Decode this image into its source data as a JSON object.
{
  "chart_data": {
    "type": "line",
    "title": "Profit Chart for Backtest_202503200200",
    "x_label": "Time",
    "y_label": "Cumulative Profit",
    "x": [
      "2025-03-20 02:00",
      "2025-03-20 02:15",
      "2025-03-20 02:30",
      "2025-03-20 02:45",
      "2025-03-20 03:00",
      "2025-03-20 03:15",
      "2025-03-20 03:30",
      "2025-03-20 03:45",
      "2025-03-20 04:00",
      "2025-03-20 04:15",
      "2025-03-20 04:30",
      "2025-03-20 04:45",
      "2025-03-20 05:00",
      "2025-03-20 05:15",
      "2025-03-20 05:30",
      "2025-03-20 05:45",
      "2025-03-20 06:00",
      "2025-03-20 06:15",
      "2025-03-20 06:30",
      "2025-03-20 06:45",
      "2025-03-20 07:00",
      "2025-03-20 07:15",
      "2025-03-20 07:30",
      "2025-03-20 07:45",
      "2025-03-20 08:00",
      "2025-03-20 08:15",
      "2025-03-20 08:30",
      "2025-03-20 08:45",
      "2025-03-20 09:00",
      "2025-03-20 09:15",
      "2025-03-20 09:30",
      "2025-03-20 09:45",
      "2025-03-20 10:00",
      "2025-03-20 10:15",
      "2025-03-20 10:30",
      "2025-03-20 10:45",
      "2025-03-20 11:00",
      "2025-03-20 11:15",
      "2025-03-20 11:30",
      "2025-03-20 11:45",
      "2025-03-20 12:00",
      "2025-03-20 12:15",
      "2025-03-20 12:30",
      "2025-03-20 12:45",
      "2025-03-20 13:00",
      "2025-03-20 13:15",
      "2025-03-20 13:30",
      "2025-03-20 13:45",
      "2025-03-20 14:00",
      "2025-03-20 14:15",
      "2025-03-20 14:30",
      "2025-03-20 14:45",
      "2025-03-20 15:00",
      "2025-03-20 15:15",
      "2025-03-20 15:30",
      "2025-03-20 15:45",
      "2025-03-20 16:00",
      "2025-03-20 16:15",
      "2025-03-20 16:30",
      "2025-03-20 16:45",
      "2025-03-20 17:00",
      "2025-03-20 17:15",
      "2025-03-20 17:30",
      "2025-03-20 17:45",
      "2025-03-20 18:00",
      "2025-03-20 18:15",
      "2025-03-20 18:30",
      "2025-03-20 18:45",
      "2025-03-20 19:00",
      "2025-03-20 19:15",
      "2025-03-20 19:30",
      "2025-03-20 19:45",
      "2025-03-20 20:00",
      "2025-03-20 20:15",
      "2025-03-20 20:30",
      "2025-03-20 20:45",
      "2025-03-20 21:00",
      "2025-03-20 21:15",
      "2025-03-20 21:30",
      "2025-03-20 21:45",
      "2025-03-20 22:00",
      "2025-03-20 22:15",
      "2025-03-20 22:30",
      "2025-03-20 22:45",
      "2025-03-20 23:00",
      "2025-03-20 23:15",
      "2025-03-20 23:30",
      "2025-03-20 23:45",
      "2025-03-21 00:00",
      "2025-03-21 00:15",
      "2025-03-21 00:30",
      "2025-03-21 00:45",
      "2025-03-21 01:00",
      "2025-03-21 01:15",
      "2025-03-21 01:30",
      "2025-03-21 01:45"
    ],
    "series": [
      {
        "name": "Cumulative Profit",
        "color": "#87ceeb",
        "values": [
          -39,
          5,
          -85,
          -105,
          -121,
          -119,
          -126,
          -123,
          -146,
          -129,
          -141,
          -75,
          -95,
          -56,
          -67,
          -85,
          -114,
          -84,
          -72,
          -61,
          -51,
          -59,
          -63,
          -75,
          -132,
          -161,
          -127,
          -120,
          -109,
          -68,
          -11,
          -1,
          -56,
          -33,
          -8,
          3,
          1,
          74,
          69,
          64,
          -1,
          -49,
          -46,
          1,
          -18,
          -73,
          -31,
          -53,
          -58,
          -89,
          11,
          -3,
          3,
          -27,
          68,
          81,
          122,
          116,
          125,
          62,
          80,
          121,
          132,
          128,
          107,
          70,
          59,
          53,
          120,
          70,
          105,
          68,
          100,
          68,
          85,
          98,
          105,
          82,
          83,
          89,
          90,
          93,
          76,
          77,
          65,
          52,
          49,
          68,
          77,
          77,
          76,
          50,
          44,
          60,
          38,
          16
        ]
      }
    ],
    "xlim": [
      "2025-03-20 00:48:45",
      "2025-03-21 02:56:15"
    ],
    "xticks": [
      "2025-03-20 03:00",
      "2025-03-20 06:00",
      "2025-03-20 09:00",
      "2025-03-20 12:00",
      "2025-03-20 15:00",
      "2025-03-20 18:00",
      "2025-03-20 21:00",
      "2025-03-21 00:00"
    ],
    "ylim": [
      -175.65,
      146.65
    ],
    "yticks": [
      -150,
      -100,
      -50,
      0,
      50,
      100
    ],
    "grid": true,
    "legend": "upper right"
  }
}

★ ★ ★ ★ ★ ★ ★

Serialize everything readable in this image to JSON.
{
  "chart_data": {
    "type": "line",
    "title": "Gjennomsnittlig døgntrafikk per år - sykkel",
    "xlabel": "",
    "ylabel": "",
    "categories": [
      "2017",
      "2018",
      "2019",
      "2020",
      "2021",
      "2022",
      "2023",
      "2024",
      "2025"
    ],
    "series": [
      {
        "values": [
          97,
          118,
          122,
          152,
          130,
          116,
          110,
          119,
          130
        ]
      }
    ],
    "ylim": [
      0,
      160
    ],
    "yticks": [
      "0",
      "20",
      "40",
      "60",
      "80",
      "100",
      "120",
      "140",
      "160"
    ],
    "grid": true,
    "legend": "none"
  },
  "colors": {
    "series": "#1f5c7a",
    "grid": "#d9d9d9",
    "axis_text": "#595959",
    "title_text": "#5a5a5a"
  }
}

★ ★ ★ ★ ★ ★ ★

Task instructions — Count how many lines include the string "Profit". Nothing but the number is needed.

Completed task — 3